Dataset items
════════════════════

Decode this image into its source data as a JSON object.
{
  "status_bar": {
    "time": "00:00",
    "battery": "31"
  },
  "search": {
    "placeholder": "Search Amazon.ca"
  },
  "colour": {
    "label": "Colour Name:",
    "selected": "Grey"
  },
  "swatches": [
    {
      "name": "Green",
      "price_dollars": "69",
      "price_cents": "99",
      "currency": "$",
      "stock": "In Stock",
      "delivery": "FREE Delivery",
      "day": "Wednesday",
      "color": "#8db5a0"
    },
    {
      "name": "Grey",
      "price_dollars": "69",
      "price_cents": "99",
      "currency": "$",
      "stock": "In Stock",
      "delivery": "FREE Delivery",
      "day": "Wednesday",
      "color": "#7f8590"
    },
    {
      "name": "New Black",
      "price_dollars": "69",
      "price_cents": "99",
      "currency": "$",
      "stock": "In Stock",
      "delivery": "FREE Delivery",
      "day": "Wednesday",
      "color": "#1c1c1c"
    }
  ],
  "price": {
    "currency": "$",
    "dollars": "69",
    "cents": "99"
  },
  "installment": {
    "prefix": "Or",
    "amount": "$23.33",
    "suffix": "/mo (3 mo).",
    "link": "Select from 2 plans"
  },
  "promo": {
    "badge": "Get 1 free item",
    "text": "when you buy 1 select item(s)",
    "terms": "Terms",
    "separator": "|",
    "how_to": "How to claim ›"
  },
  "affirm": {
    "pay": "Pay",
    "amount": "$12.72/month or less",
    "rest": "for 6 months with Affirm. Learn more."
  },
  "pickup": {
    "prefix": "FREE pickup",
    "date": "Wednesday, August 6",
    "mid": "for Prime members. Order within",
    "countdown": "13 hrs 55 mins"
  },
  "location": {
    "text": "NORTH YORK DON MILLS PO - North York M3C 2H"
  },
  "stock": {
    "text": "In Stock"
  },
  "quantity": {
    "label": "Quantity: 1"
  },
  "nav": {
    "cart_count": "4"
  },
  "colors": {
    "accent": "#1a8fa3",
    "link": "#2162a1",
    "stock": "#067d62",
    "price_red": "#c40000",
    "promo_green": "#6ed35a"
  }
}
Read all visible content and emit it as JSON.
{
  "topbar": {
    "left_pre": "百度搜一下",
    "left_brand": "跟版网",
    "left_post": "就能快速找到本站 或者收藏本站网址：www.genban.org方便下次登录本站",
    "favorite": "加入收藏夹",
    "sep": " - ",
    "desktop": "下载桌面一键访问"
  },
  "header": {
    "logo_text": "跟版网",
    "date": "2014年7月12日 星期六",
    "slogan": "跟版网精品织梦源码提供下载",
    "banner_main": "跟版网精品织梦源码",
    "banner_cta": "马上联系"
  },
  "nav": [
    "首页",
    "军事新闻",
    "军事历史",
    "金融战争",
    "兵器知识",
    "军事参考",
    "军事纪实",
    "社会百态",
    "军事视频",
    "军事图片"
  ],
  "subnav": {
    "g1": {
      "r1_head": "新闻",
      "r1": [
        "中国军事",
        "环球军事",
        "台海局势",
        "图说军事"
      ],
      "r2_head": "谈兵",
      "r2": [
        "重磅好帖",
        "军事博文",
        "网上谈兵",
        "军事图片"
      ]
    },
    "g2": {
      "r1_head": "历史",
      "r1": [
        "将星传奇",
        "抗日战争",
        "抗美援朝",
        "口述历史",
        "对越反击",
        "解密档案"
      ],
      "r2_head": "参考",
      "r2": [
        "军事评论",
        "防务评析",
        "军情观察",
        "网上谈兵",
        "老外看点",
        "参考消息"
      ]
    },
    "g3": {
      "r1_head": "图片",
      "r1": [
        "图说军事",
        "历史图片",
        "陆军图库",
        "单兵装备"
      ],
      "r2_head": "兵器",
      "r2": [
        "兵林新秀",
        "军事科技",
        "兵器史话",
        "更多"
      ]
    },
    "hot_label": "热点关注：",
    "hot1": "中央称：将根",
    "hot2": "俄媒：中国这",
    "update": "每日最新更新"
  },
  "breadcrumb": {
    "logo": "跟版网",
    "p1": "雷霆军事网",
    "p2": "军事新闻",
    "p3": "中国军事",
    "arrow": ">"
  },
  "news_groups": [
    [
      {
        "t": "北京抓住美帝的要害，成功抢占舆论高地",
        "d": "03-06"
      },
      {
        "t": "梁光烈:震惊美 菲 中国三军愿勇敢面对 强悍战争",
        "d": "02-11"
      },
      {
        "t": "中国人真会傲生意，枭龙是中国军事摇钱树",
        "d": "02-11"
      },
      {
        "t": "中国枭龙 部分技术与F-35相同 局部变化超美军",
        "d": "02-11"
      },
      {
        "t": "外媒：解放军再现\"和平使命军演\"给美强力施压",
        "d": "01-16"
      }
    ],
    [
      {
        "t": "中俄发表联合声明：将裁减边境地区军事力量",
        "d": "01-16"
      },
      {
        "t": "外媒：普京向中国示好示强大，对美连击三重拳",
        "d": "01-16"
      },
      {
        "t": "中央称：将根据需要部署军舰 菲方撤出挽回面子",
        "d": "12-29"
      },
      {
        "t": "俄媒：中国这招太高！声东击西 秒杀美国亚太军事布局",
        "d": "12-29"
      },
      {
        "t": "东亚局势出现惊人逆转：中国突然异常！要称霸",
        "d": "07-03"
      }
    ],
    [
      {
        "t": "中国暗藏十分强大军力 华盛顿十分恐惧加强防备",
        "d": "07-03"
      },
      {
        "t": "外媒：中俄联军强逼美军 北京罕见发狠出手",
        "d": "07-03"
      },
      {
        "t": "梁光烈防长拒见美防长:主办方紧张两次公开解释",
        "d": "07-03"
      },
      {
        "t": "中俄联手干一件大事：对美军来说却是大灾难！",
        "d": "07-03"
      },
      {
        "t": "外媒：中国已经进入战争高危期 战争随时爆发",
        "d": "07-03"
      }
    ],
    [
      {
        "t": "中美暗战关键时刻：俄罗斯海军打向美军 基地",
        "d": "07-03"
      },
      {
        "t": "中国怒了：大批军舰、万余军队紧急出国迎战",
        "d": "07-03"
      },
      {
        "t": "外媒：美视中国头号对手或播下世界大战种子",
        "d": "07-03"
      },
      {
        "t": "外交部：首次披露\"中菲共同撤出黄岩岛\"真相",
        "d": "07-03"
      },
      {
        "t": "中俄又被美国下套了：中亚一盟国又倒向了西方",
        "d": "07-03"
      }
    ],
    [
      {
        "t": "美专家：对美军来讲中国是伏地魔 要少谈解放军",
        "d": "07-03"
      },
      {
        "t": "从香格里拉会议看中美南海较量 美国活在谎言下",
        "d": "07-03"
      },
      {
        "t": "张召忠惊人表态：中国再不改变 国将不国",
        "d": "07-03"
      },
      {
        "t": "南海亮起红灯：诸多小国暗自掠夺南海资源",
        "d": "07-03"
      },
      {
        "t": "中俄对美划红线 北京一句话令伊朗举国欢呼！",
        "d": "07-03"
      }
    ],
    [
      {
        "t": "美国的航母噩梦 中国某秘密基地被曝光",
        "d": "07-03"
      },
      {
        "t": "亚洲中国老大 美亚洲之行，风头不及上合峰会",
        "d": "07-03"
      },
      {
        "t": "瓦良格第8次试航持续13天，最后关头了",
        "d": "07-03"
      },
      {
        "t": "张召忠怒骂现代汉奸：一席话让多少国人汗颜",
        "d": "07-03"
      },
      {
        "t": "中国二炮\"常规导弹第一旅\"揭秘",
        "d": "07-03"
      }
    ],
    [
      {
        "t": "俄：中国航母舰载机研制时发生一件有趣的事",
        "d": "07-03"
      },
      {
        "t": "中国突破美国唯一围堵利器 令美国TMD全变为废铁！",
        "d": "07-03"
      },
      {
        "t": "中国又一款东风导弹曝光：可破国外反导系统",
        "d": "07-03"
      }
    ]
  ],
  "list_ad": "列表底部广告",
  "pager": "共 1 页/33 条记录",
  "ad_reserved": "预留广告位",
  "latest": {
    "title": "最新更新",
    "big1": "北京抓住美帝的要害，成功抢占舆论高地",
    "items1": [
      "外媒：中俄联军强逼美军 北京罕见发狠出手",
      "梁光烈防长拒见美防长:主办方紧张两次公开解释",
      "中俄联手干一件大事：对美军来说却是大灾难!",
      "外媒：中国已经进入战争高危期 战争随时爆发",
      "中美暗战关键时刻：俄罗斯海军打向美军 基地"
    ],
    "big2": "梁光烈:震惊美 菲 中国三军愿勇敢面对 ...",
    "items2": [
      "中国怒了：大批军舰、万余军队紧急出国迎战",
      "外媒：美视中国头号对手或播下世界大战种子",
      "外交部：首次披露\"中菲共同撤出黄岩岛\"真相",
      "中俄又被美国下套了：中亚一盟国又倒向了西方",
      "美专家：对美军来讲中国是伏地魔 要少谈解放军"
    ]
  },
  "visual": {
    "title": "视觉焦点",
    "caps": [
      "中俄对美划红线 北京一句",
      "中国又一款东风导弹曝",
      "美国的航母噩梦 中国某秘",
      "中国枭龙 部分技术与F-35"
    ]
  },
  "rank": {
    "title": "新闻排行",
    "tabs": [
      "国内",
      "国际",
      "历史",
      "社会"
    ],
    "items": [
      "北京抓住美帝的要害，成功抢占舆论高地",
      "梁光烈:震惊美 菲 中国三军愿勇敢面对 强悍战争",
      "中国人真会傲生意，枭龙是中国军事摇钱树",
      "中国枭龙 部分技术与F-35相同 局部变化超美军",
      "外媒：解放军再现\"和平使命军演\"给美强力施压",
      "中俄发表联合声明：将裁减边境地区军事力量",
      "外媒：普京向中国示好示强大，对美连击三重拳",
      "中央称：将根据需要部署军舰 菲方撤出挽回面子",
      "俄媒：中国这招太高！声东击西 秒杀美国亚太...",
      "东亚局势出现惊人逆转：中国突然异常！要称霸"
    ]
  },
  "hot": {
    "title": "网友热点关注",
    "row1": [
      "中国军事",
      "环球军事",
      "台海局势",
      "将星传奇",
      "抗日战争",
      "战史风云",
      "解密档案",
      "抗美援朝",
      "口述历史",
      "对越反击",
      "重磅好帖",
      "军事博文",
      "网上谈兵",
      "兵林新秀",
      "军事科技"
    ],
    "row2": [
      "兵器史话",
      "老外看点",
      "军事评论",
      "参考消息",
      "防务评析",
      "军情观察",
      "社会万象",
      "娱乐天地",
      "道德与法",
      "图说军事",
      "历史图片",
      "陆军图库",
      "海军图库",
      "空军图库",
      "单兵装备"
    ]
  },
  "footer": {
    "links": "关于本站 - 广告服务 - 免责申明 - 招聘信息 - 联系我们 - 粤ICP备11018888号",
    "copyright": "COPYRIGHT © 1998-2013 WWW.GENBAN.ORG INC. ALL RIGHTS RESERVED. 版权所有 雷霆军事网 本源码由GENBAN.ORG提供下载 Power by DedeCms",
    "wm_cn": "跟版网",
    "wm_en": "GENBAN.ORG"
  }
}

════════════════════

**Task prompt:** Read the entries and pick out all lines that include the word "将根据需要部署军舰".

**The response:**
        "t": "中央称：将根据需要部署军舰 菲方撤出挽回面子",
      "中央称：将根据需要部署军舰 菲方撤出挽回面子",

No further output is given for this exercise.